• Objective
Pictures do not belong in the copy, so please give every entry below again exactly.

---------- Entries

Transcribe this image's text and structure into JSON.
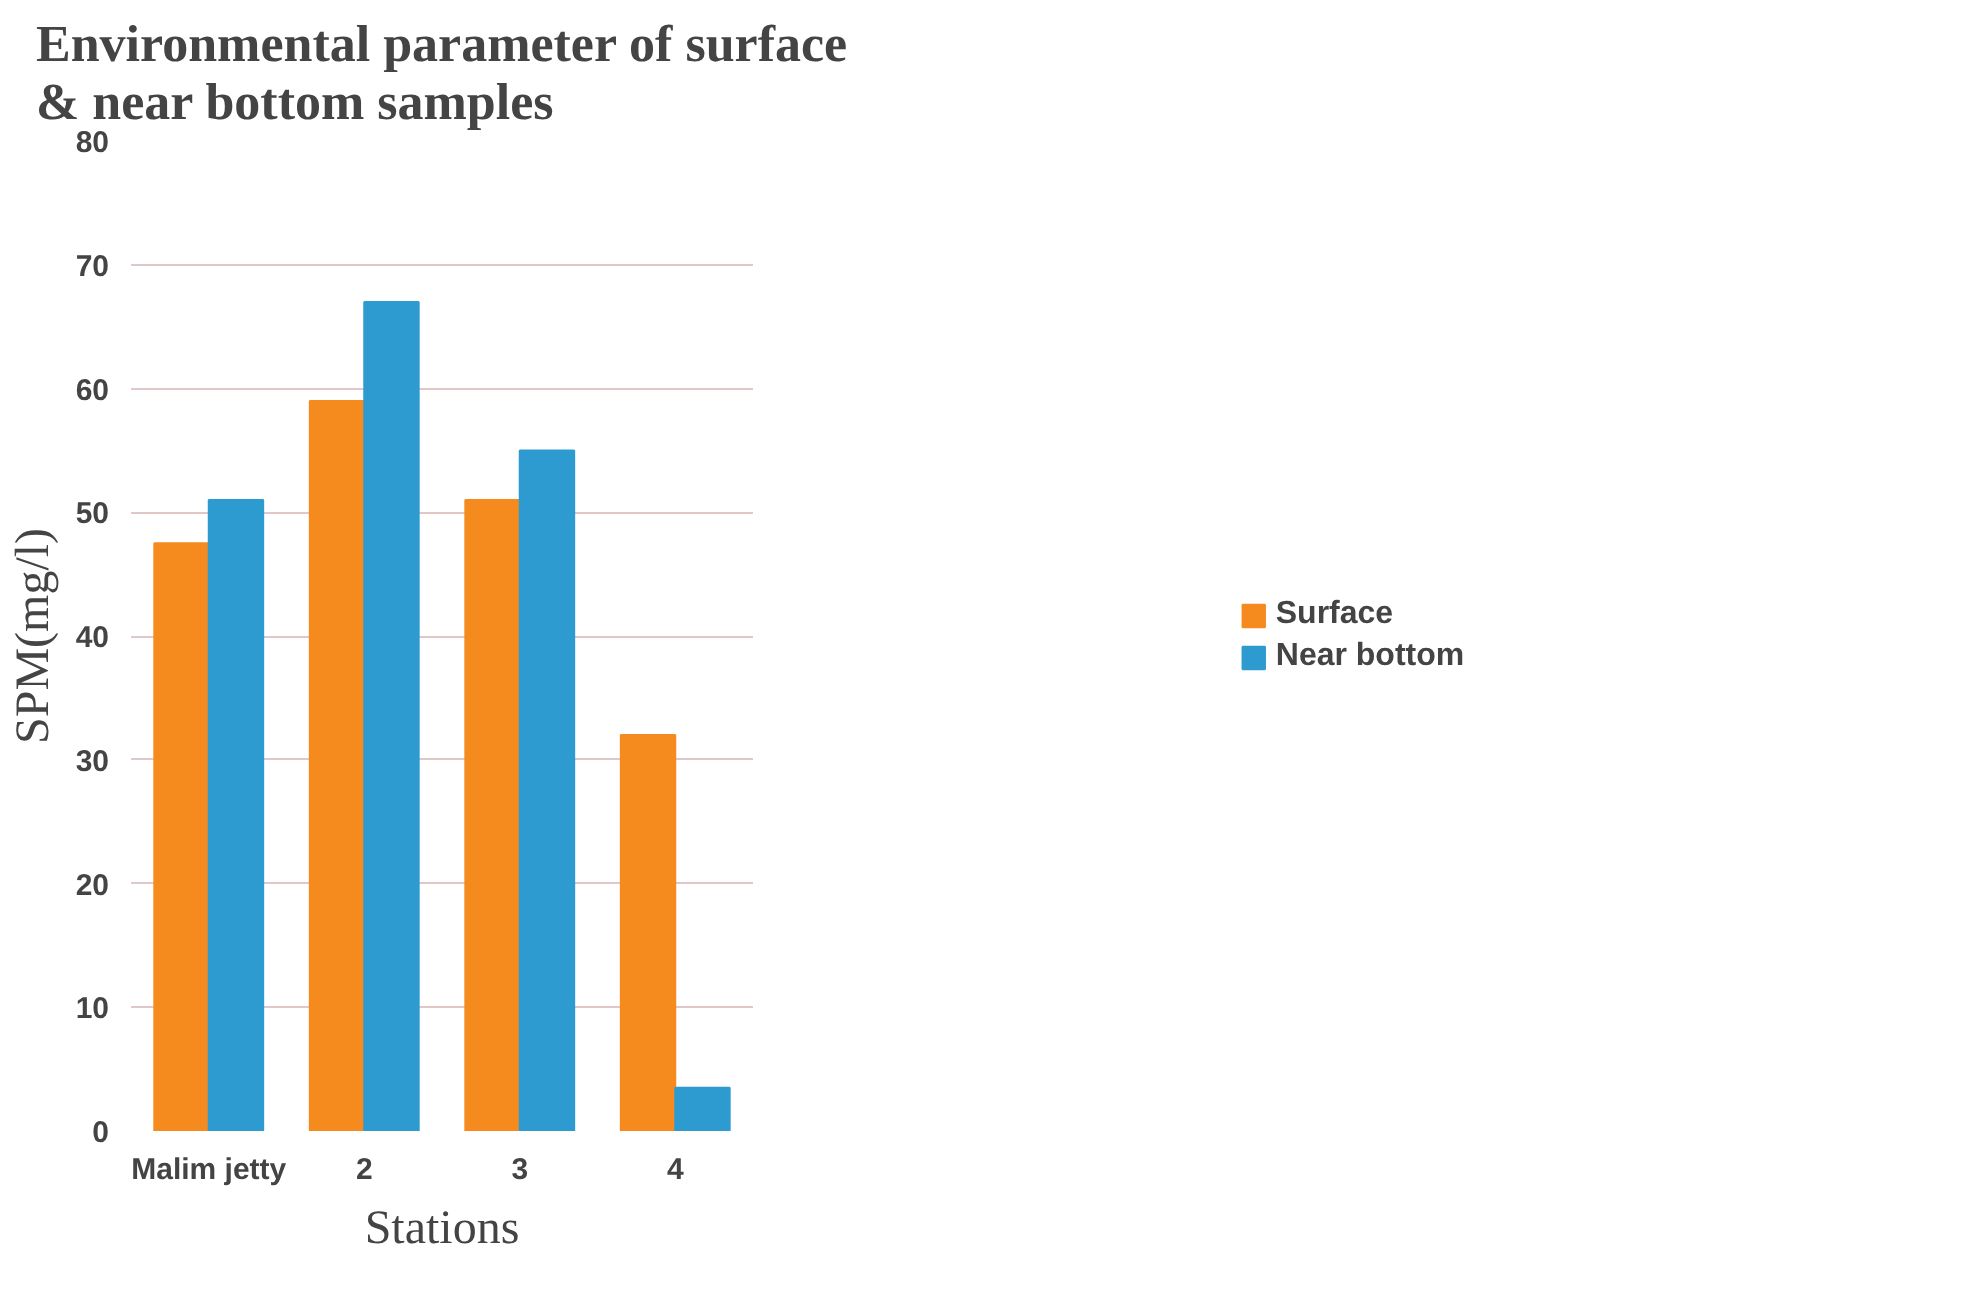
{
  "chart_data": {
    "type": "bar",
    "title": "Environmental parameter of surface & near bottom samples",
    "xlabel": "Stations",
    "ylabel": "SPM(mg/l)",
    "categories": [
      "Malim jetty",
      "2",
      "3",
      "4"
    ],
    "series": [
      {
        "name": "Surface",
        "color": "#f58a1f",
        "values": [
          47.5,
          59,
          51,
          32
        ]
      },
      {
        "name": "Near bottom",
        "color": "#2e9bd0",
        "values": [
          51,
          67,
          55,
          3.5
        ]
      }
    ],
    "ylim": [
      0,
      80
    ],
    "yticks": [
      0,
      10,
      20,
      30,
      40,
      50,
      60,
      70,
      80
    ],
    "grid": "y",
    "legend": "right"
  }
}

--------------------

• Completed task
Transcribe this image's text and structure into JSON.
{
  "chart_data": {
    "type": "bar",
    "title": "Environmental parameter of surface & near bottom samples",
    "xlabel": "Stations",
    "ylabel": "SPM(mg/l)",
    "categories": [
      "Malim jetty",
      "2",
      "3",
      "4"
    ],
    "series": [
      {
        "name": "Surface",
        "color": "#f58a1f",
        "values": [
          47.5,
          59,
          51,
          32
        ]
      },
      {
        "name": "Near bottom",
        "color": "#2e9bd0",
        "values": [
          51,
          67,
          55,
          3.5
        ]
      }
    ],
    "ylim": [
      0,
      80
    ],
    "yticks": [
      0,
      10,
      20,
      30,
      40,
      50,
      60,
      70,
      80
    ],
    "grid": "y",
    "legend": "right"
  }
}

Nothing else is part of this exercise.